▶ What the task asks
Retype every entry exactly, character for character.

Extracted data entries
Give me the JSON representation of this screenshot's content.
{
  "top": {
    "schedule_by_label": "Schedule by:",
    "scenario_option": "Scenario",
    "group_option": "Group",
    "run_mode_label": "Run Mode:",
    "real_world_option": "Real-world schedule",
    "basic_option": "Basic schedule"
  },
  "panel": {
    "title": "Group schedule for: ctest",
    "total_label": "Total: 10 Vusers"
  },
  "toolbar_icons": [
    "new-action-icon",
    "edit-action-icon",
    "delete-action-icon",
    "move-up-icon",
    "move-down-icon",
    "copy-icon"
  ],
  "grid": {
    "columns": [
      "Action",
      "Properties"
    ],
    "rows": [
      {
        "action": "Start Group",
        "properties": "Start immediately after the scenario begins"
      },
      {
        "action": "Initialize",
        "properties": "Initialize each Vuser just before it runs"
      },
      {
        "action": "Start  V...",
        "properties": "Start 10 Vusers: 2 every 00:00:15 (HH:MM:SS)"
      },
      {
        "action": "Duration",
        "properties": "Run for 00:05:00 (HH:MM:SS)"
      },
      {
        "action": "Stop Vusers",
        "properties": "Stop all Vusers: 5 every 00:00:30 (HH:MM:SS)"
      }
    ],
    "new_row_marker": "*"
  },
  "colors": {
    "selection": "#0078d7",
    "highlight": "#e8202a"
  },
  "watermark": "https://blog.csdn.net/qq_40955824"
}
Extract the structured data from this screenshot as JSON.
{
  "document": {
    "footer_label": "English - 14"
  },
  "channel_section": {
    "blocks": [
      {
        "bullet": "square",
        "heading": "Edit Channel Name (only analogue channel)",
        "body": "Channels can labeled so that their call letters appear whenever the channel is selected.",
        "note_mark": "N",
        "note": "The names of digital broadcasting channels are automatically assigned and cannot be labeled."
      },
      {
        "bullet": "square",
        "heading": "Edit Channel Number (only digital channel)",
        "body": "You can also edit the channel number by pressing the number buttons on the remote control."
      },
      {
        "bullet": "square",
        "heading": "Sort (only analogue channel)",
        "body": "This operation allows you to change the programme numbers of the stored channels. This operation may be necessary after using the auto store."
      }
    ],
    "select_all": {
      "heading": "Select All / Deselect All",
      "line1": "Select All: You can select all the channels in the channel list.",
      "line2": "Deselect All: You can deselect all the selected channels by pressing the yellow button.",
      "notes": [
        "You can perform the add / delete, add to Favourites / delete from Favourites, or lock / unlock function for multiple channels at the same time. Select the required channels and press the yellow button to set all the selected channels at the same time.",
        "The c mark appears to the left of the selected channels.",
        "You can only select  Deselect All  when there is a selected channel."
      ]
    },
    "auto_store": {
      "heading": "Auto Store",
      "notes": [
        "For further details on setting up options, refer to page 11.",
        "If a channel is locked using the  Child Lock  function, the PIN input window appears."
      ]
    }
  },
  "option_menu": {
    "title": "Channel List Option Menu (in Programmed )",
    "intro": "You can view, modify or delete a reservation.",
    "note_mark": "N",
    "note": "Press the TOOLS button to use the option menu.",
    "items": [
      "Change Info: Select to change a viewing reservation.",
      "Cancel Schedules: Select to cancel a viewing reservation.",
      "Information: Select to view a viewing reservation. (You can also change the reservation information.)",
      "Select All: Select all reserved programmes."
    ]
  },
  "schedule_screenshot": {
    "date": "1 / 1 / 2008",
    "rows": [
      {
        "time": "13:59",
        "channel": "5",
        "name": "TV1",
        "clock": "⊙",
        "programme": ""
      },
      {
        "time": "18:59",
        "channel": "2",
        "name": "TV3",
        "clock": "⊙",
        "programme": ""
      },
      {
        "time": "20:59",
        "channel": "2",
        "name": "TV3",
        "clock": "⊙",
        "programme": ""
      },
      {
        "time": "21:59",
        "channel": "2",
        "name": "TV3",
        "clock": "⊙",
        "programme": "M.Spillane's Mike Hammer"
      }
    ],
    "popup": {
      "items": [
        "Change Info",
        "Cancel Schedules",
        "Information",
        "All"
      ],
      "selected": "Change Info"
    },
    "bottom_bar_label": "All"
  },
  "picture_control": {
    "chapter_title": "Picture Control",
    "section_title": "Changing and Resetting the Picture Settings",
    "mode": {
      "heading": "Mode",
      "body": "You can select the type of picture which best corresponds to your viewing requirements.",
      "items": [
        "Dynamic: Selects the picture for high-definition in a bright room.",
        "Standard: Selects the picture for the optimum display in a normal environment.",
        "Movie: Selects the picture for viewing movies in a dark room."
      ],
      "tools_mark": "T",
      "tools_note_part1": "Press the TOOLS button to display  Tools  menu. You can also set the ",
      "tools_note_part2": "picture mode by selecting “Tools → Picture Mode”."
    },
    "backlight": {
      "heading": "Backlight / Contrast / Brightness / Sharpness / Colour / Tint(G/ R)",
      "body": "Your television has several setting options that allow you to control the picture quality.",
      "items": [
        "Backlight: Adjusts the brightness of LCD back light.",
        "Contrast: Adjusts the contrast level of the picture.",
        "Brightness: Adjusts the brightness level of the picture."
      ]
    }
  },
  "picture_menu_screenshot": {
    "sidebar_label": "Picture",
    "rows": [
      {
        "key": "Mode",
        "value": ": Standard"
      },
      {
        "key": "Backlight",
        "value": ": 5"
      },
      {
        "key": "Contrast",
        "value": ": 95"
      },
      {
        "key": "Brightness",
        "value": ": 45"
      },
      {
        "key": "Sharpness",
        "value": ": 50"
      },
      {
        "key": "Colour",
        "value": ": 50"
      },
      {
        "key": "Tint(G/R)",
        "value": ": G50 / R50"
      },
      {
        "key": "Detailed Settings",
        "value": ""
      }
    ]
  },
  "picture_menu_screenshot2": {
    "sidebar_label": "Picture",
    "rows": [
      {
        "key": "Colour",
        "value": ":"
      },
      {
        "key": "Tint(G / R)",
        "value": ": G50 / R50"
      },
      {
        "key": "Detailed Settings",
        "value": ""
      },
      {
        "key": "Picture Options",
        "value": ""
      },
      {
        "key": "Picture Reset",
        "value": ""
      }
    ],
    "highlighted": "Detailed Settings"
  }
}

▶ Written response
Give me the JSON representation of this screenshot's content.
{
  "top": {
    "schedule_by_label": "Schedule by:",
    "scenario_option": "Scenario",
    "group_option": "Group",
    "run_mode_label": "Run Mode:",
    "real_world_option": "Real-world schedule",
    "basic_option": "Basic schedule"
  },
  "panel": {
    "title": "Group schedule for: ctest",
    "total_label": "Total: 10 Vusers"
  },
  "toolbar_icons": [
    "new-action-icon",
    "edit-action-icon",
    "delete-action-icon",
    "move-up-icon",
    "move-down-icon",
    "copy-icon"
  ],
  "grid": {
    "columns": [
      "Action",
      "Properties"
    ],
    "rows": [
      {
        "action": "Start Group",
        "properties": "Start immediately after the scenario begins"
      },
      {
        "action": "Initialize",
        "properties": "Initialize each Vuser just before it runs"
      },
      {
        "action": "Start  V...",
        "properties": "Start 10 Vusers: 2 every 00:00:15 (HH:MM:SS)"
      },
      {
        "action": "Duration",
        "properties": "Run for 00:05:00 (HH:MM:SS)"
      },
      {
        "action": "Stop Vusers",
        "properties": "Stop all Vusers: 5 every 00:00:30 (HH:MM:SS)"
      }
    ],
    "new_row_marker": "*"
  },
  "colors": {
    "selection": "#0078d7",
    "highlight": "#e8202a"
  },
  "watermark": "https://blog.csdn.net/qq_40955824"
}
Extract the structured data from this screenshot as JSON.
{
  "document": {
    "footer_label": "English - 14"
  },
  "channel_section": {
    "blocks": [
      {
        "bullet": "square",
        "heading": "Edit Channel Name (only analogue channel)",
        "body": "Channels can labeled so that their call letters appear whenever the channel is selected.",
        "note_mark": "N",
        "note": "The names of digital broadcasting channels are automatically assigned and cannot be labeled."
      },
      {
        "bullet": "square",
        "heading": "Edit Channel Number (only digital channel)",
        "body": "You can also edit the channel number by pressing the number buttons on the remote control."
      },
      {
        "bullet": "square",
        "heading": "Sort (only analogue channel)",
        "body": "This operation allows you to change the programme numbers of the stored channels. This operation may be necessary after using the auto store."
      }
    ],
    "select_all": {
      "heading": "Select All / Deselect All",
      "line1": "Select All: You can select all the channels in the channel list.",
      "line2": "Deselect All: You can deselect all the selected channels by pressing the yellow button.",
      "notes": [
        "You can perform the add / delete, add to Favourites / delete from Favourites, or lock / unlock function for multiple channels at the same time. Select the required channels and press the yellow button to set all the selected channels at the same time.",
        "The c mark appears to the left of the selected channels.",
        "You can only select  Deselect All  when there is a selected channel."
      ]
    },
    "auto_store": {
      "heading": "Auto Store",
      "notes": [
        "For further details on setting up options, refer to page 11.",
        "If a channel is locked using the  Child Lock  function, the PIN input window appears."
      ]
    }
  },
  "option_menu": {
    "title": "Channel List Option Menu (in Programmed )",
    "intro": "You can view, modify or delete a reservation.",
    "note_mark": "N",
    "note": "Press the TOOLS button to use the option menu.",
    "items": [
      "Change Info: Select to change a viewing reservation.",
      "Cancel Schedules: Select to cancel a viewing reservation.",
      "Information: Select to view a viewing reservation. (You can also change the reservation information.)",
      "Select All: Select all reserved programmes."
    ]
  },
  "schedule_screenshot": {
    "date": "1 / 1 / 2008",
    "rows": [
      {
        "time": "13:59",
        "channel": "5",
        "name": "TV1",
        "clock": "⊙",
        "programme": ""
      },
      {
        "time": "18:59",
        "channel": "2",
        "name": "TV3",
        "clock": "⊙",
        "programme": ""
      },
      {
        "time": "20:59",
        "channel": "2",
        "name": "TV3",
        "clock": "⊙",
        "programme": ""
      },
      {
        "time": "21:59",
        "channel": "2",
        "name": "TV3",
        "clock": "⊙",
        "programme": "M.Spillane's Mike Hammer"
      }
    ],
    "popup": {
      "items": [
        "Change Info",
        "Cancel Schedules",
        "Information",
        "All"
      ],
      "selected": "Change Info"
    },
    "bottom_bar_label": "All"
  },
  "picture_control": {
    "chapter_title": "Picture Control",
    "section_title": "Changing and Resetting the Picture Settings",
    "mode": {
      "heading": "Mode",
      "body": "You can select the type of picture which best corresponds to your viewing requirements.",
      "items": [
        "Dynamic: Selects the picture for high-definition in a bright room.",
        "Standard: Selects the picture for the optimum display in a normal environment.",
        "Movie: Selects the picture for viewing movies in a dark room."
      ],
      "tools_mark": "T",
      "tools_note_part1": "Press the TOOLS button to display  Tools  menu. You can also set the ",
      "tools_note_part2": "picture mode by selecting “Tools → Picture Mode”."
    },
    "backlight": {
      "heading": "Backlight / Contrast / Brightness / Sharpness / Colour / Tint(G/ R)",
      "body": "Your television has several setting options that allow you to control the picture quality.",
      "items": [
        "Backlight: Adjusts the brightness of LCD back light.",
        "Contrast: Adjusts the contrast level of the picture.",
        "Brightness: Adjusts the brightness level of the picture."
      ]
    }
  },
  "picture_menu_screenshot": {
    "sidebar_label": "Picture",
    "rows": [
      {
        "key": "Mode",
        "value": ": Standard"
      },
      {
        "key": "Backlight",
        "value": ": 5"
      },
      {
        "key": "Contrast",
        "value": ": 95"
      },
      {
        "key": "Brightness",
        "value": ": 45"
      },
      {
        "key": "Sharpness",
        "value": ": 50"
      },
      {
        "key": "Colour",
        "value": ": 50"
      },
      {
        "key": "Tint(G/R)",
        "value": ": G50 / R50"
      },
      {
        "key": "Detailed Settings",
        "value": ""
      }
    ]
  },
  "picture_menu_screenshot2": {
    "sidebar_label": "Picture",
    "rows": [
      {
        "key": "Colour",
        "value": ":"
      },
      {
        "key": "Tint(G / R)",
        "value": ": G50 / R50"
      },
      {
        "key": "Detailed Settings",
        "value": ""
      },
      {
        "key": "Picture Options",
        "value": ""
      },
      {
        "key": "Picture Reset",
        "value": ""
      }
    ],
    "highlighted": "Detailed Settings"
  }
}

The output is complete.